(What needs to be done)
Find the word "this" in the listing; pull out each line holding it.

(Record extracts)
## Start

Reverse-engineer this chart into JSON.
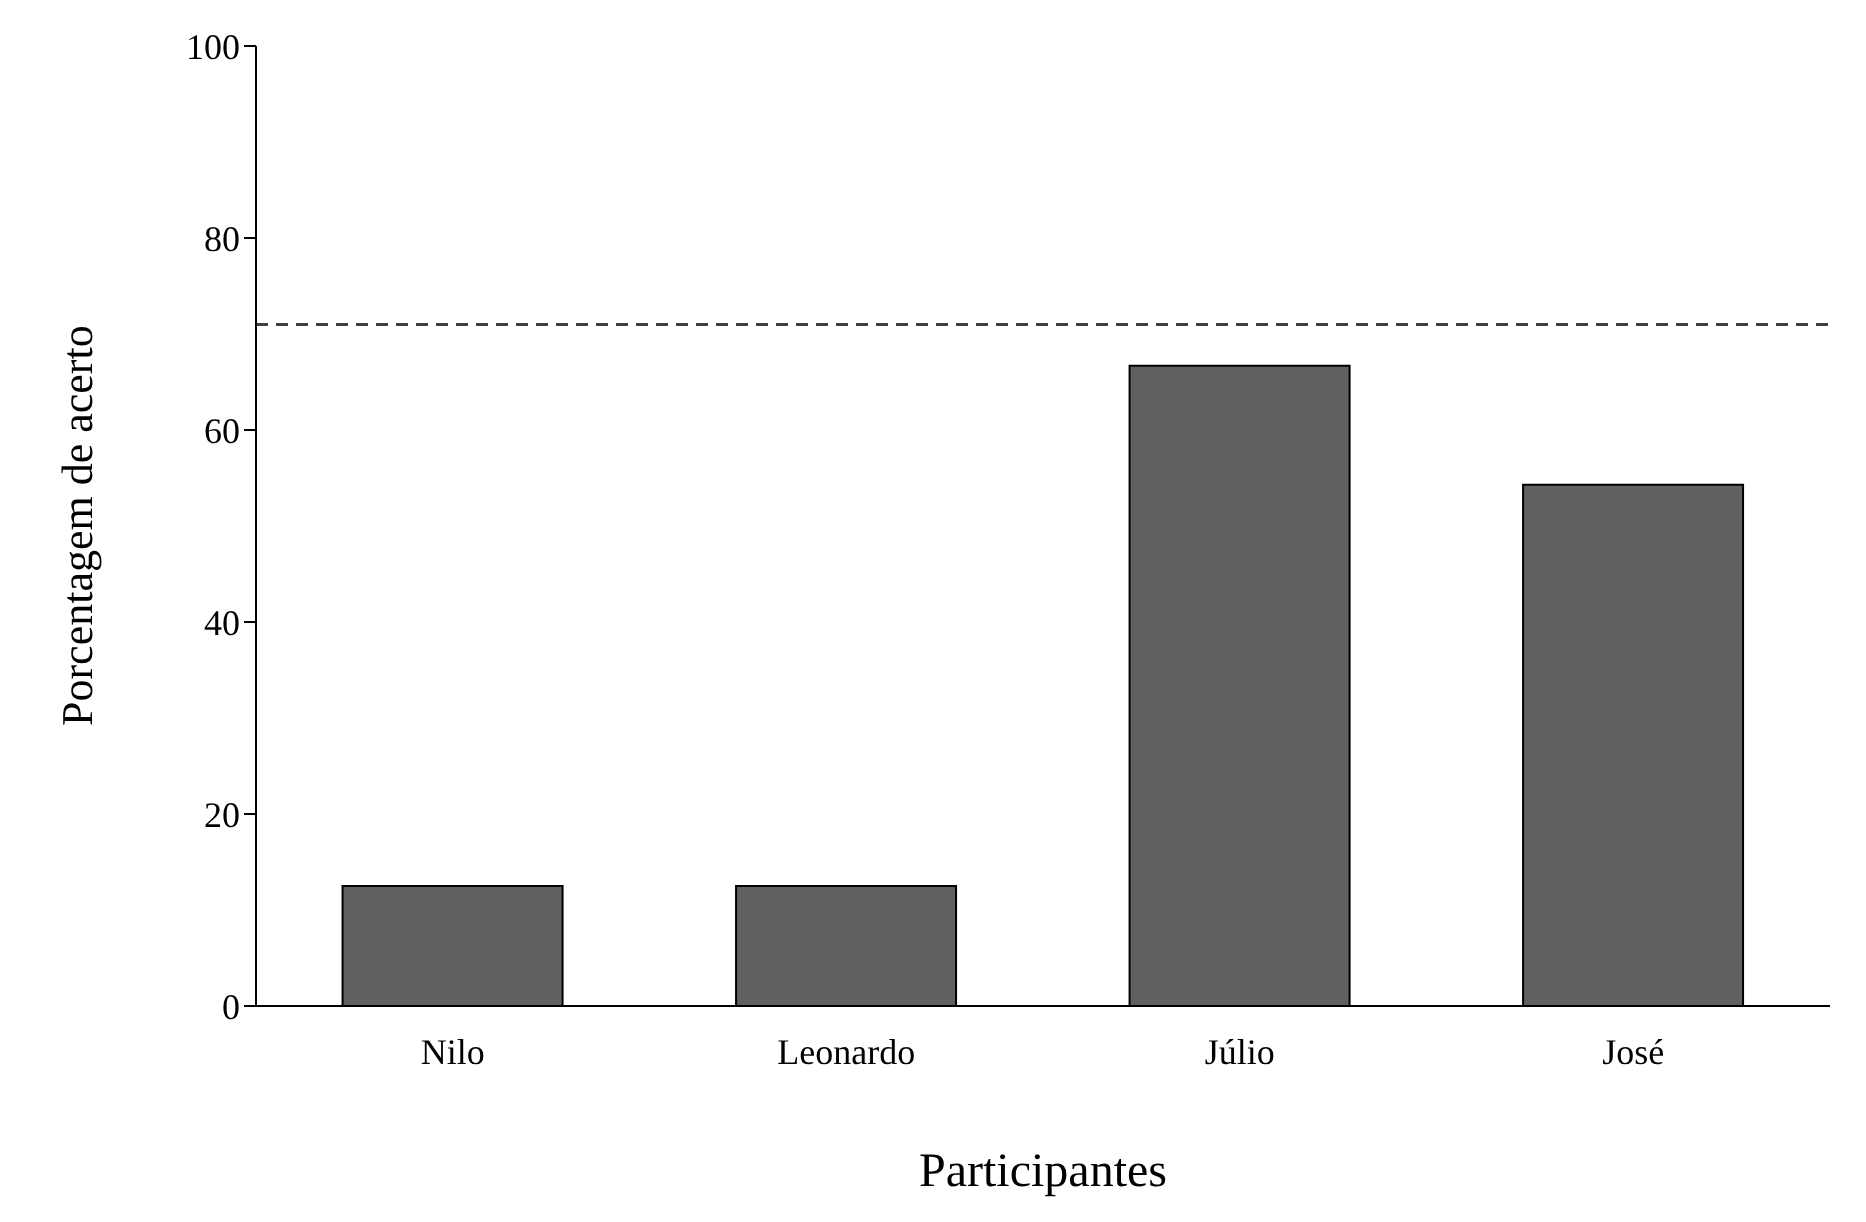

## End
## Start

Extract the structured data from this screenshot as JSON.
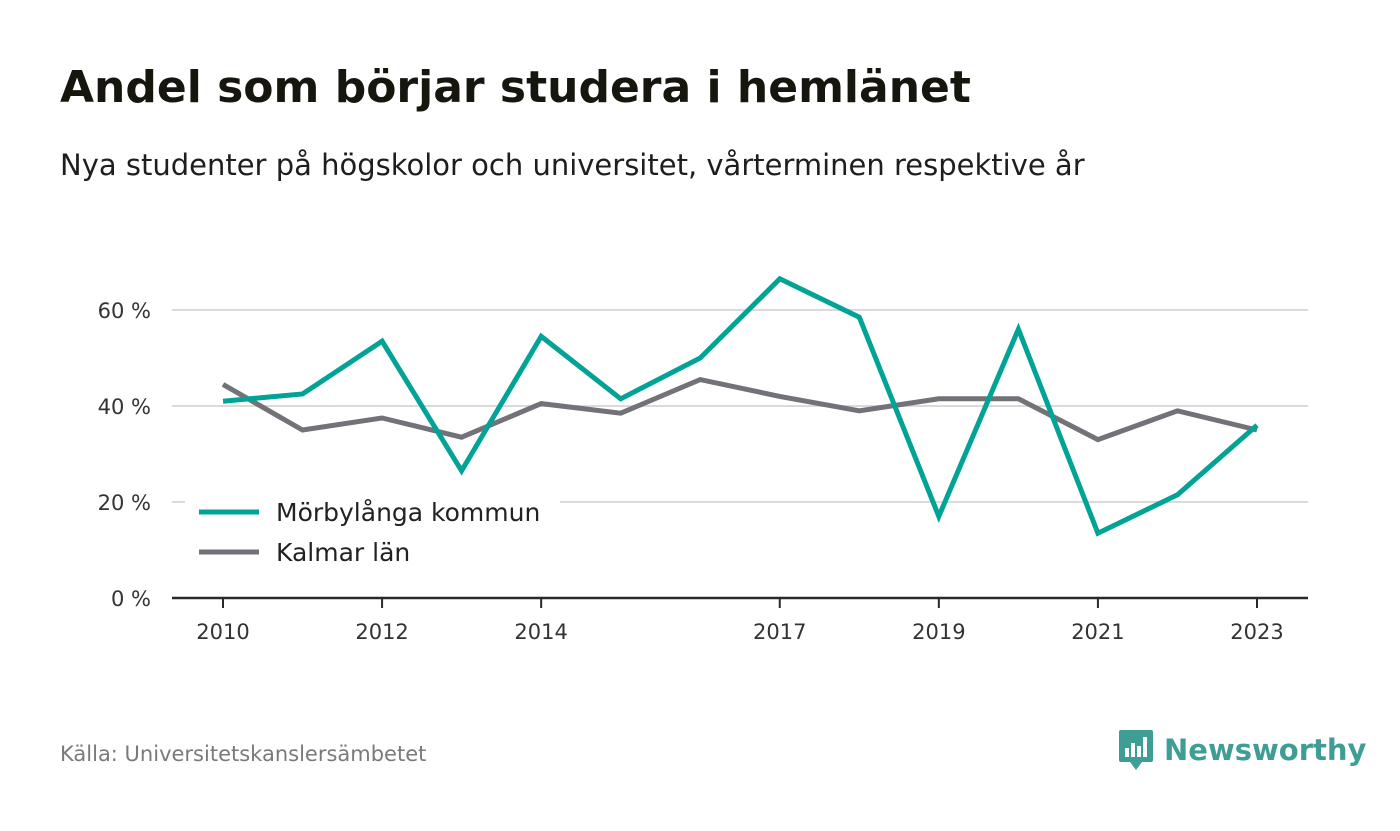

## End
## Start

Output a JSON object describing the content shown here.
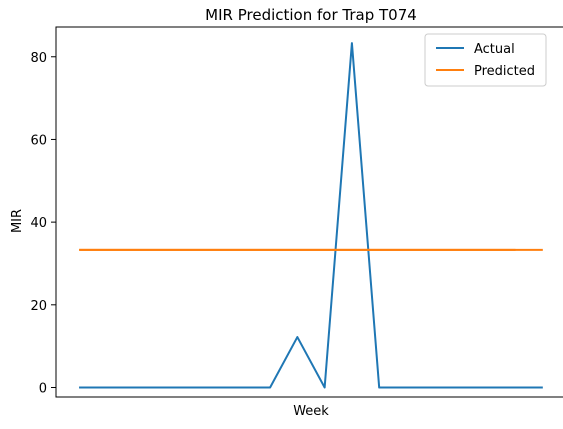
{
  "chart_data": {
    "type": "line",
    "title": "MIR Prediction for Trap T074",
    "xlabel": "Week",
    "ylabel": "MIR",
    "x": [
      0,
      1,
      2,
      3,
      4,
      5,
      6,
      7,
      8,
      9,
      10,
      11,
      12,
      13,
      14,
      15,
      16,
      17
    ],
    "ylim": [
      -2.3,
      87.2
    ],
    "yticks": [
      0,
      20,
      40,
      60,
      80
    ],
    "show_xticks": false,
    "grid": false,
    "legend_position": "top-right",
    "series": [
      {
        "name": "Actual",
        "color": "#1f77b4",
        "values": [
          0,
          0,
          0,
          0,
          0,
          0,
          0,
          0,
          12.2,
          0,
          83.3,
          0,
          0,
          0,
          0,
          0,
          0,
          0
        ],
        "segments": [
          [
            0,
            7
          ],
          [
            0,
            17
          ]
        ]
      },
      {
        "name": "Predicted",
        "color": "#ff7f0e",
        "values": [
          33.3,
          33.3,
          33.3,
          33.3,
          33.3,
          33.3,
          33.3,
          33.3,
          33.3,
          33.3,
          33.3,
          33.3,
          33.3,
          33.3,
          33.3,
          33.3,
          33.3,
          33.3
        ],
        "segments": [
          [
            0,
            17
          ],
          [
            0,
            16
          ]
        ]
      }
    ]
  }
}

## End

(Result of the exercise)
Reverse-engineer this chart into JSON.
Extract the structured data from this screenshot as JSON.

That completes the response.